* 出題 1: レコードの先頭から「avatar bbox=[317, 363, 522, 568]」を含む行までのすべてについて、「plus-icon」を「add-icon」に置き換えて書き直してください。ほかの部分は一切変えないこと。

* 読解文:
苦味はどこから来るのかといえば、多くの場合は原料です。酒類だけに限ってみてみれば、ビールはホップに由来していますし、日本酒の場合は米に由来しています。そしてワインの場合はブドウです。

ビールの場合は複数の原料を使っていますが、日本酒とワインは原則として単一原料のみを使います。そこで日本酒とワインの苦味を比較してみると、様相が少し違っていることが分かります。日本酒がアミノ酸の苦味を中心にしているのに対して、ワインではフェノールの苦味が中心にきます。一方で、ワインにもアミノ酸由来の苦味も含まれるのに対して日本酒ではフェノールを理由とした苦味は基本的に含まれることはありません。苦味の集合体としてはワインの方が複雑なのです。

この差はまさに原料の違いです。日本酒にはフェノール類を多く含む原料が使われていないのに対して、ワインではブドウが大量のフェノール類と少量のタンパク質を含み、さらには発酵で使われる酵母に由来したタンパク質とそこから生じるアミノ酸も含んでいます。そのそれぞれから、ヒトは種類の違う苦味を感じ取っているのです。

ワインの苦味はFlavonoid類

ワインに感じる苦味の中心はフェノールの中でも特にFlavonoid類と呼ばれる種類のものです。ワインにはもちろんアミノ酸も含まれています。このためアミノ酸に由来する苦味もあるのですが、Flavonoid類の量が圧倒的に多いために、感じる苦味の多くがFlavonoidに由来したものとなります。

Flavonoid類とは何かといえば、赤ワインが赤くなる理由であるアントシアニン (Anthocyanin) やタンニン (Tannin) と呼ばれているものです。つまり白ワインよりも赤ワインに多く含まれている物質です。

ここで思い出してください。苦味とは渋みや収斂感でもあります。そして、ワインに含まれるタンニンは主に渋みの原因といわれています。でもタンニンは苦味の原因物質でもあります。苦い成分は渋い成分でもあるということに納得していただけるのではないでしょうか。

ちなみにフェノール類を苦く感じるか、渋く感じるかはその種類と状態によって違います。大まかにはmonomeric Flavonoid類と呼ばれる状態、Flavonoidが別のFlavonoid類と結合していない小さな塊に留まっている状態では苦味を強く感じます。一方でpolymeric Flavonoid類と呼ばれる、Flavonoidが別のFlavonoid類と結合して大きくなった状態では苦味よりも渋みを感じるようになります。ちなみにタンニンとはFlavonoidなどのフェノール類が結合して大きくなった状態のものをさしています。だからこそ、我々はタンニンを苦いのではなく渋いと感じているのです。

* 出題 2: 読解文の「苦味はどこから来るのかといえ」から「はワインの方が複雑なのです。」までを、一字も変えずに書き写せ。

* 対象レコード:
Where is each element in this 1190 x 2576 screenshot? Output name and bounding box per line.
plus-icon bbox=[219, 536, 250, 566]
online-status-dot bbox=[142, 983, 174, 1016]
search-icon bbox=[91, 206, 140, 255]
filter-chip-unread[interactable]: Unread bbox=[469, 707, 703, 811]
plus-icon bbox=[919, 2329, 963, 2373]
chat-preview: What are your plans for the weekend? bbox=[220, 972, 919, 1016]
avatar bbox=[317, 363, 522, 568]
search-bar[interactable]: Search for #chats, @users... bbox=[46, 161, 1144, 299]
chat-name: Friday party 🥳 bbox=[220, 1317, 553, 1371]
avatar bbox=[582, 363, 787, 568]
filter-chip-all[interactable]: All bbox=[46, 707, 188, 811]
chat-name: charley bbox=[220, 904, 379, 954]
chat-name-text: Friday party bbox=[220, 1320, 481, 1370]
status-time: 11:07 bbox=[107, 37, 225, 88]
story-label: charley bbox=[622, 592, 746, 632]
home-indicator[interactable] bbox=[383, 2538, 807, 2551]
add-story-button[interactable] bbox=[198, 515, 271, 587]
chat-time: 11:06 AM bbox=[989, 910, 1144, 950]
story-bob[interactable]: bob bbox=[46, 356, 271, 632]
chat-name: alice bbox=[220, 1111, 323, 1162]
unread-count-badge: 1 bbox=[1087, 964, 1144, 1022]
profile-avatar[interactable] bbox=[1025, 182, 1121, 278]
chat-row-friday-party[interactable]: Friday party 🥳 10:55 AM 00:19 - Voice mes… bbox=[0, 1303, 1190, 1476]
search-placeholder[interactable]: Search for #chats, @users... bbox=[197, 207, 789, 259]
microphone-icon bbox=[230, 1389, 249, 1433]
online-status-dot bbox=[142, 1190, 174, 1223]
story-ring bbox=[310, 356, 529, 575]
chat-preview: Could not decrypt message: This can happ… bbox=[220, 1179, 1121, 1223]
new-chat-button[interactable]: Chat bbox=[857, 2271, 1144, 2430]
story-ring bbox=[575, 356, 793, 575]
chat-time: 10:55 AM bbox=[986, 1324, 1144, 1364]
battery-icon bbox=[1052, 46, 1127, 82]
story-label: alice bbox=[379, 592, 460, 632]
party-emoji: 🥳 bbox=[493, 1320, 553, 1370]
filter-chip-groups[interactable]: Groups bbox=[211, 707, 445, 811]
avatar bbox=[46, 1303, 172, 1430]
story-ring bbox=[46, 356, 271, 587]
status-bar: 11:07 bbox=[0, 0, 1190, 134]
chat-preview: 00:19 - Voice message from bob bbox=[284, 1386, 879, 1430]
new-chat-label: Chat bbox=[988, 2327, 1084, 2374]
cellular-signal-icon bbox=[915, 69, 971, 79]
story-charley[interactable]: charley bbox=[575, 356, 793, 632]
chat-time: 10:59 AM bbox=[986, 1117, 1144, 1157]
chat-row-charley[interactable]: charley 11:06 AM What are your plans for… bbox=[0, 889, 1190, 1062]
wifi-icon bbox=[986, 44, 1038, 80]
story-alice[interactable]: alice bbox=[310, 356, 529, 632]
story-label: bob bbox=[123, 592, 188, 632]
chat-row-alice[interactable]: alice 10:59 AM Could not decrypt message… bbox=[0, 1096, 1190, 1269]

* 解答 1:
Where is each element in this 1190 x 2576 screenshot? Output name and bounding box per line.
add-icon bbox=[219, 536, 250, 566]
online-status-dot bbox=[142, 983, 174, 1016]
search-icon bbox=[91, 206, 140, 255]
filter-chip-unread[interactable]: Unread bbox=[469, 707, 703, 811]
add-icon bbox=[919, 2329, 963, 2373]
chat-preview: What are your plans for the weekend? bbox=[220, 972, 919, 1016]
avatar bbox=[317, 363, 522, 568]

* 解答 2:
苦味はどこから来るのかといえば、多くの場合は原料です。酒類だけに限ってみてみれば、ビールはホップに由来していますし、日本酒の場合は米に由来しています。そしてワインの場合はブドウです。

ビールの場合は複数の原料を使っていますが、日本酒とワインは原則として単一原料のみを使います。そこで日本酒とワインの苦味を比較してみると、様相が少し違っていることが分かります。日本酒がアミノ酸の苦味を中心にしているのに対して、ワインではフェノールの苦味が中心にきます。一方で、ワインにもアミノ酸由来の苦味も含まれるのに対して日本酒ではフェノールを理由とした苦味は基本的に含まれることはありません。苦味の集合体としてはワインの方が複雑なのです。